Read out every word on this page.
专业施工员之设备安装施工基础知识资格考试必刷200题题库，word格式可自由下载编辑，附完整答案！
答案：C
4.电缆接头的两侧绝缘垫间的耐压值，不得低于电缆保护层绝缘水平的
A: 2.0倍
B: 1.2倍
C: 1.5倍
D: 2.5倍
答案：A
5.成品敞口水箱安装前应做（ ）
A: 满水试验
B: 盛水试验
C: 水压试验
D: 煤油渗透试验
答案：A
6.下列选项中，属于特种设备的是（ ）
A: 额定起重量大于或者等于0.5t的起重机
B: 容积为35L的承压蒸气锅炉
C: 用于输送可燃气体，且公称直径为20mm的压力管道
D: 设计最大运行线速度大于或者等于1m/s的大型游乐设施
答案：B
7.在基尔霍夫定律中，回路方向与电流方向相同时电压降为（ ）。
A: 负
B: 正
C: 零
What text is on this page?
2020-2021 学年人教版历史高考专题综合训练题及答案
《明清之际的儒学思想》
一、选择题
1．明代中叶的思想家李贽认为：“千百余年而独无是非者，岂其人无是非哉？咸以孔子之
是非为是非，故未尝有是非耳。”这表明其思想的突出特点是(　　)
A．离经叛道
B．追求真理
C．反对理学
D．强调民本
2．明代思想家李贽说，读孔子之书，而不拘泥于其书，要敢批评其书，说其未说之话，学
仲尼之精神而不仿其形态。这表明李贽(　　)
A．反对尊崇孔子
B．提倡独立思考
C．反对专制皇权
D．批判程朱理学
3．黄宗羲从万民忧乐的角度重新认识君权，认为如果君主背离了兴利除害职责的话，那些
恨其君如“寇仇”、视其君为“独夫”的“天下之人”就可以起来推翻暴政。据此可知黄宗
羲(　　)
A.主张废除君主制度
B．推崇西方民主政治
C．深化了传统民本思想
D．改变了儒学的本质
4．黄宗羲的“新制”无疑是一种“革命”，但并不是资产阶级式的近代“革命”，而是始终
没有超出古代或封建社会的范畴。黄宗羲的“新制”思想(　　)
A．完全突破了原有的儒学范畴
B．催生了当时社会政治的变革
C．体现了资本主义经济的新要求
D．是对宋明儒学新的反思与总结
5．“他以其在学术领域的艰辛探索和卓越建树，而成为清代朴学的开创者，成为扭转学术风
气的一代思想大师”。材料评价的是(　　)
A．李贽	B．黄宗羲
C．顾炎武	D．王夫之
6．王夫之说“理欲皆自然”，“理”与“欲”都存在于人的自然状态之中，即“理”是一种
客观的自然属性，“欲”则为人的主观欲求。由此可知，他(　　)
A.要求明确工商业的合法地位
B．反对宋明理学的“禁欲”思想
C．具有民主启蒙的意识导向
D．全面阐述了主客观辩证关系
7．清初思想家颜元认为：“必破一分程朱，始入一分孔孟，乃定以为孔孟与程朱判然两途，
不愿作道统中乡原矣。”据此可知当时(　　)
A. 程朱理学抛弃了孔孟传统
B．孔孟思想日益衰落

------------------------------------------------

PROMPT - Reproduce all the records precisely.

TASK RESULT -
Read out every word on this page.
专业施工员之设备安装施工基础知识资格考试必刷200题题库，word格式可自由下载编辑，附完整答案！
答案：C
4.电缆接头的两侧绝缘垫间的耐压值，不得低于电缆保护层绝缘水平的
A: 2.0倍
B: 1.2倍
C: 1.5倍
D: 2.5倍
答案：A
5.成品敞口水箱安装前应做（ ）
A: 满水试验
B: 盛水试验
C: 水压试验
D: 煤油渗透试验
答案：A
6.下列选项中，属于特种设备的是（ ）
A: 额定起重量大于或者等于0.5t的起重机
B: 容积为35L的承压蒸气锅炉
C: 用于输送可燃气体，且公称直径为20mm的压力管道
D: 设计最大运行线速度大于或者等于1m/s的大型游乐设施
答案：B
7.在基尔霍夫定律中，回路方向与电流方向相同时电压降为（ ）。
A: 负
B: 正
C: 零
What text is on this page?
2020-2021 学年人教版历史高考专题综合训练题及答案
《明清之际的儒学思想》
一、选择题
1．明代中叶的思想家李贽认为：“千百余年而独无是非者，岂其人无是非哉？咸以孔子之
是非为是非，故未尝有是非耳。”这表明其思想的突出特点是(　　)
A．离经叛道
B．追求真理
C．反对理学
D．强调民本
2．明代思想家李贽说，读孔子之书，而不拘泥于其书，要敢批评其书，说其未说之话，学
仲尼之精神而不仿其形态。这表明李贽(　　)
A．反对尊崇孔子
B．提倡独立思考
C．反对专制皇权
D．批判程朱理学
3．黄宗羲从万民忧乐的角度重新认识君权，认为如果君主背离了兴利除害职责的话，那些
恨其君如“寇仇”、视其君为“独夫”的“天下之人”就可以起来推翻暴政。据此可知黄宗
羲(　　)
A.主张废除君主制度
B．推崇西方民主政治
C．深化了传统民本思想
D．改变了儒学的本质
4．黄宗羲的“新制”无疑是一种“革命”，但并不是资产阶级式的近代“革命”，而是始终
没有超出古代或封建社会的范畴。黄宗羲的“新制”思想(　　)
A．完全突破了原有的儒学范畴
B．催生了当时社会政治的变革
C．体现了资本主义经济的新要求
D．是对宋明儒学新的反思与总结
5．“他以其在学术领域的艰辛探索和卓越建树，而成为清代朴学的开创者，成为扭转学术风
气的一代思想大师”。材料评价的是(　　)
A．李贽	B．黄宗羲
C．顾炎武	D．王夫之
6．王夫之说“理欲皆自然”，“理”与“欲”都存在于人的自然状态之中，即“理”是一种
客观的自然属性，“欲”则为人的主观欲求。由此可知，他(　　)
A.要求明确工商业的合法地位
B．反对宋明理学的“禁欲”思想
C．具有民主启蒙的意识导向
D．全面阐述了主客观辩证关系
7．清初思想家颜元认为：“必破一分程朱，始入一分孔孟，乃定以为孔孟与程朱判然两途，
不愿作道统中乡原矣。”据此可知当时(　　)
A. 程朱理学抛弃了孔孟传统
B．孔孟思想日益衰落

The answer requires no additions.